• **Task description**
Filter the lines below, copying only those with the string "this".
══════
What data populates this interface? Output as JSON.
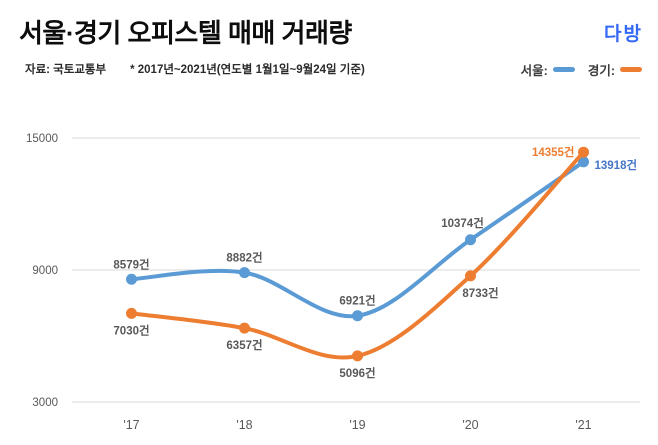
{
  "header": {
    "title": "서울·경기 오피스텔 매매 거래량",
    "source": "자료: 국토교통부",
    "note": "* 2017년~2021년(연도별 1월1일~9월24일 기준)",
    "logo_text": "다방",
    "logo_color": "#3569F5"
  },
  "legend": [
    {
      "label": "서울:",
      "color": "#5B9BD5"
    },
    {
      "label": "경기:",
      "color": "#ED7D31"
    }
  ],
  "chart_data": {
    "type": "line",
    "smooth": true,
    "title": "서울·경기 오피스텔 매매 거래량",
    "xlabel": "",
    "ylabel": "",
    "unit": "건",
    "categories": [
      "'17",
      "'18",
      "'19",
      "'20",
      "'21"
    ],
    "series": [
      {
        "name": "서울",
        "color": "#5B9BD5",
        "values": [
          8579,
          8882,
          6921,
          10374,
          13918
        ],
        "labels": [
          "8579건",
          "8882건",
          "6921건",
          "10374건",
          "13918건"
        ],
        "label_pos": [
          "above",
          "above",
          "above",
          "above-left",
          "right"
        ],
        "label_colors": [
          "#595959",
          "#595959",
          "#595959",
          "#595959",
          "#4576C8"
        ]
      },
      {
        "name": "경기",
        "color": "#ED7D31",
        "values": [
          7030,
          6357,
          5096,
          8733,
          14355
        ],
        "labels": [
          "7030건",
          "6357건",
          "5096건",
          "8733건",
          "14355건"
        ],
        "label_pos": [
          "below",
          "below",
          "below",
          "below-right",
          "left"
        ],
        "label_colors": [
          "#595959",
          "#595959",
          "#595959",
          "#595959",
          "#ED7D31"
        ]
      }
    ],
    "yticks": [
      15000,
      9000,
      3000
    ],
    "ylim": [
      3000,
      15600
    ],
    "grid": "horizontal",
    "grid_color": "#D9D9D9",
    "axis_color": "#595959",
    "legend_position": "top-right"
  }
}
══════
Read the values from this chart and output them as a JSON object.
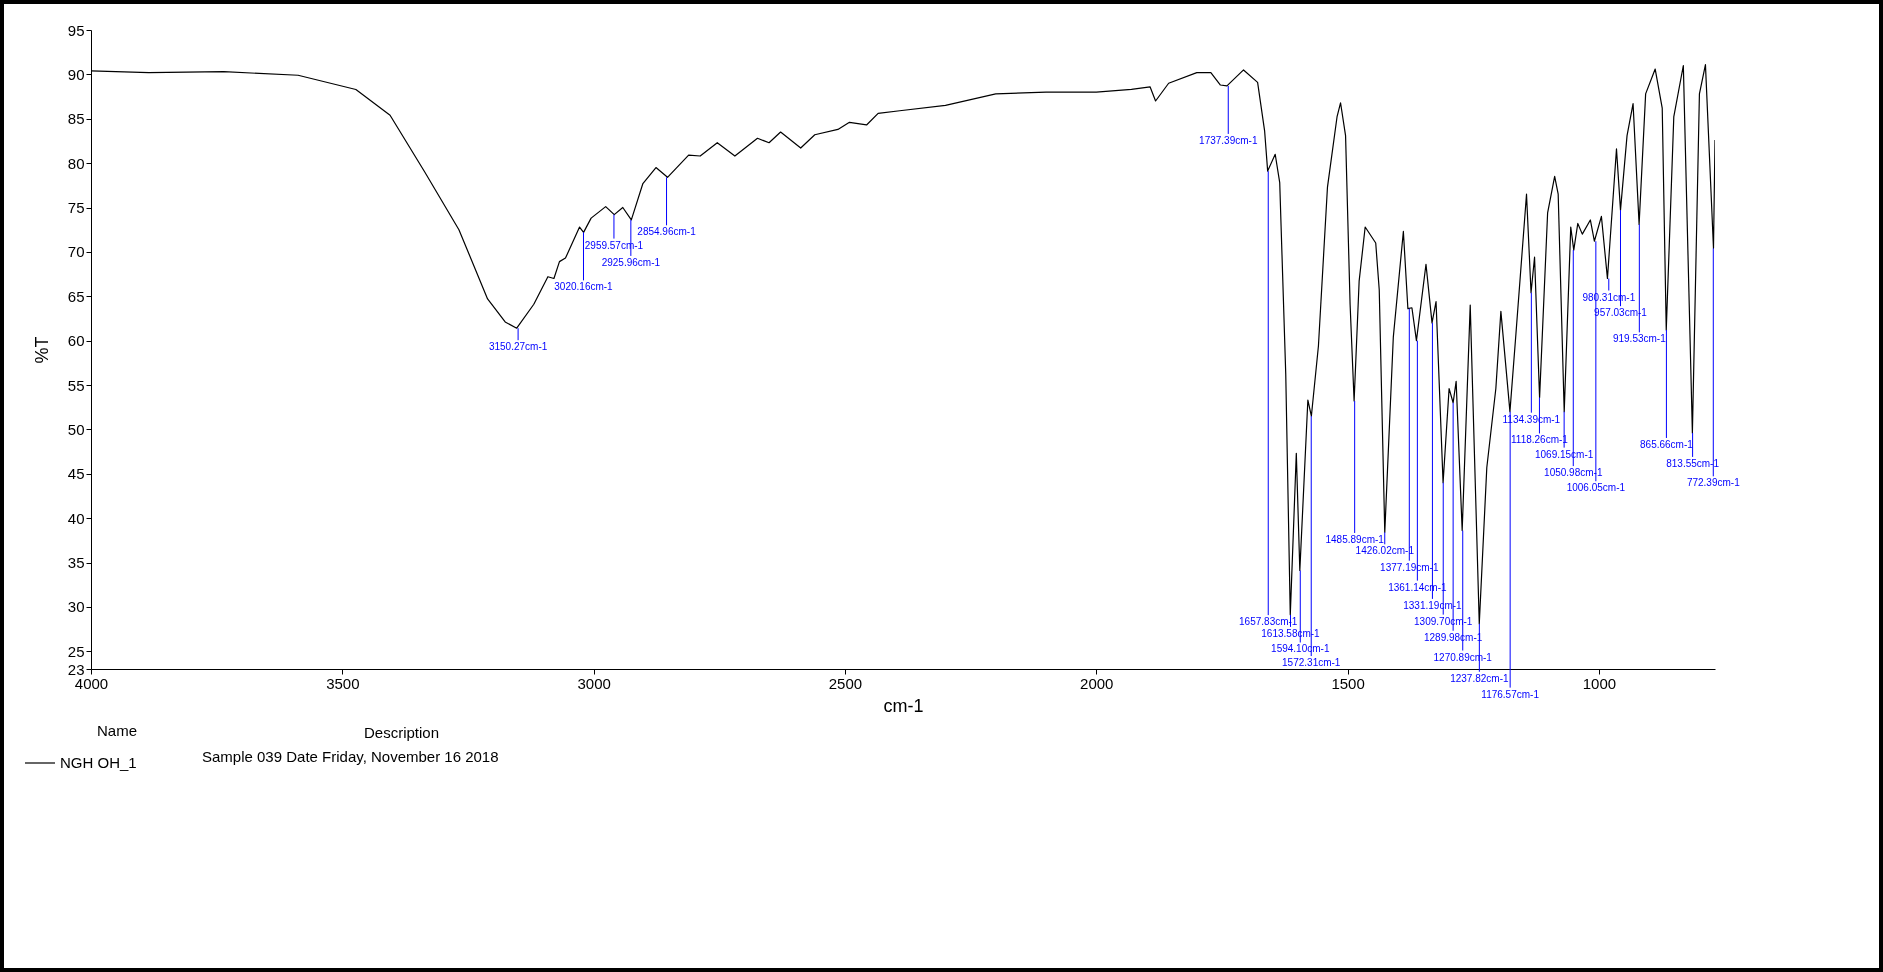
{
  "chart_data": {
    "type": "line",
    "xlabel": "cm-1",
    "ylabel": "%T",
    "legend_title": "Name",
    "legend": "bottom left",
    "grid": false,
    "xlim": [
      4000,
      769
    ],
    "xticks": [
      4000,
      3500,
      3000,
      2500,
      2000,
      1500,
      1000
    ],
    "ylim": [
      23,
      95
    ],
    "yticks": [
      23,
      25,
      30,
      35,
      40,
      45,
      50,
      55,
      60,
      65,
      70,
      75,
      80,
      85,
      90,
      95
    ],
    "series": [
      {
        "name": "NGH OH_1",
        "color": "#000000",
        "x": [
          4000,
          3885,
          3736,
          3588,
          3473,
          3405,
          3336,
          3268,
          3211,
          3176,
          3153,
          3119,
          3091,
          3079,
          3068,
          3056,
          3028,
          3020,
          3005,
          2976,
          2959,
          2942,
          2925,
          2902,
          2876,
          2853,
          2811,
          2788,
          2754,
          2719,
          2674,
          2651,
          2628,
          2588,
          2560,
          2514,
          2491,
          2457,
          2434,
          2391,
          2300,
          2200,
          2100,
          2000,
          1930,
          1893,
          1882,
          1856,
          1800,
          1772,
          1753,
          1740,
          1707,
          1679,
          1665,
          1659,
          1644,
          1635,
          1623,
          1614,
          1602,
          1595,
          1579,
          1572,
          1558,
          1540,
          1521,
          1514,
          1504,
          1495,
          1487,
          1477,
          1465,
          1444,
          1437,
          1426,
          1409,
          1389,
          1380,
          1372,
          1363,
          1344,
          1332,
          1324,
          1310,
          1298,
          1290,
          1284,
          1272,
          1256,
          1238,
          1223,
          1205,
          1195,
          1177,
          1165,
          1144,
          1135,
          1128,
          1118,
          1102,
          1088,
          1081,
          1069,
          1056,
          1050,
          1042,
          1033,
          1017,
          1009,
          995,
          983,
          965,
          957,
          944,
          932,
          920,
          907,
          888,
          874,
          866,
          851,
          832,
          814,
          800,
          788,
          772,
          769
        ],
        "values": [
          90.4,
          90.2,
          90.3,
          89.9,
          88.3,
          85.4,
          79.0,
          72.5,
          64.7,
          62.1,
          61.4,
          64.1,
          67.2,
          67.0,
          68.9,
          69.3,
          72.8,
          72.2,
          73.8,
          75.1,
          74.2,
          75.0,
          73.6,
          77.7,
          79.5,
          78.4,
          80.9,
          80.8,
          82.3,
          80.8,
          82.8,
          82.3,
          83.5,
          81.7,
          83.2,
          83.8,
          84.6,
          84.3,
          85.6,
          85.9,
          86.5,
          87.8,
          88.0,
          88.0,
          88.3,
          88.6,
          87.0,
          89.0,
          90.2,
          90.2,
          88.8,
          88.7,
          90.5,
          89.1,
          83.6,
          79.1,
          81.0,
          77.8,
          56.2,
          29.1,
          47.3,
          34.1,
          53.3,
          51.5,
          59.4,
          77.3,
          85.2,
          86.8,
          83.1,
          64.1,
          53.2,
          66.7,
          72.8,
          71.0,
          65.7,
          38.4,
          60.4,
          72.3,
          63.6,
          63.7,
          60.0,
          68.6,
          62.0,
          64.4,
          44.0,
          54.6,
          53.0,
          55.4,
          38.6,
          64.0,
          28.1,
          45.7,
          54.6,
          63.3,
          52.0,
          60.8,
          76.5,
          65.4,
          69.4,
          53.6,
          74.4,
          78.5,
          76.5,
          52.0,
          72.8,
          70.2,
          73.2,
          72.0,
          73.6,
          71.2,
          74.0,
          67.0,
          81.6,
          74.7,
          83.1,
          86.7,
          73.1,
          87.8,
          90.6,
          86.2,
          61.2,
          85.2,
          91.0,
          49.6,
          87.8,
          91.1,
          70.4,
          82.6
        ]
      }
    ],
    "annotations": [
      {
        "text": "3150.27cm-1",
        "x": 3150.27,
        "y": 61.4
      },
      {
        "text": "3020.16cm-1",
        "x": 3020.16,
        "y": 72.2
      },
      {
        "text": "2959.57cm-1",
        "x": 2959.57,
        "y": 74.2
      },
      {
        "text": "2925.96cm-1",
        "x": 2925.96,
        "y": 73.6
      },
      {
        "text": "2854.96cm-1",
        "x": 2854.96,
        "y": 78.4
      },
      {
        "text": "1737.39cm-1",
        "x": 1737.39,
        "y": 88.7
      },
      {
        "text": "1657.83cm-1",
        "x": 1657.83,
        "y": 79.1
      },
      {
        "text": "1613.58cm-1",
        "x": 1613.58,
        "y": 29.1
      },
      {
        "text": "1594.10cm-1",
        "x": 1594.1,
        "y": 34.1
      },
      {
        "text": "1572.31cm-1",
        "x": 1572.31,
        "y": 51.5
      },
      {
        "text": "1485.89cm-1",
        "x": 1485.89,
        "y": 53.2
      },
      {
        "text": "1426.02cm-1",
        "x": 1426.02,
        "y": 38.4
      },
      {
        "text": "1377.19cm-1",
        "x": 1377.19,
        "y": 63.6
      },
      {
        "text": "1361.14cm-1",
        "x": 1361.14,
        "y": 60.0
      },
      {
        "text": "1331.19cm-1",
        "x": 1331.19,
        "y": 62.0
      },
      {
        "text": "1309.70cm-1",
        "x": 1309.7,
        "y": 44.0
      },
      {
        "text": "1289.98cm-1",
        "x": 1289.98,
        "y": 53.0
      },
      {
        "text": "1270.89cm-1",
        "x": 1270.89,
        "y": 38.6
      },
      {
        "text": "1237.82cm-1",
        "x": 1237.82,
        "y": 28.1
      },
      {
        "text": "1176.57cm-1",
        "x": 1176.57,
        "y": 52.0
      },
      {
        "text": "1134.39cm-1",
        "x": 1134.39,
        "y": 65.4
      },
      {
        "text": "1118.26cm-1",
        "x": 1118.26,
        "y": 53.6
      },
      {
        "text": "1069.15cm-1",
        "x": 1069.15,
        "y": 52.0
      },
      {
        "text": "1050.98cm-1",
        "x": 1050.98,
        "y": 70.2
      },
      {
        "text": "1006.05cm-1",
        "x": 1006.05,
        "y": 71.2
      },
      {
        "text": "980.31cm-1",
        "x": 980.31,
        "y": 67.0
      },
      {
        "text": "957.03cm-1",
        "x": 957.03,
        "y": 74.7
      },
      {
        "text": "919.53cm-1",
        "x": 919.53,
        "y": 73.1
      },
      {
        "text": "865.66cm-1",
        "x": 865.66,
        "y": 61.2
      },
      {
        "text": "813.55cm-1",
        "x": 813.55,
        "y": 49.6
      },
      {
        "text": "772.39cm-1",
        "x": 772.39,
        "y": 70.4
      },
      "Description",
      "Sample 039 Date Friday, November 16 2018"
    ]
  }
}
══════
• **Expected answer**
What data populates this interface? Output as JSON.
Read the values from this chart and output them as a JSON object.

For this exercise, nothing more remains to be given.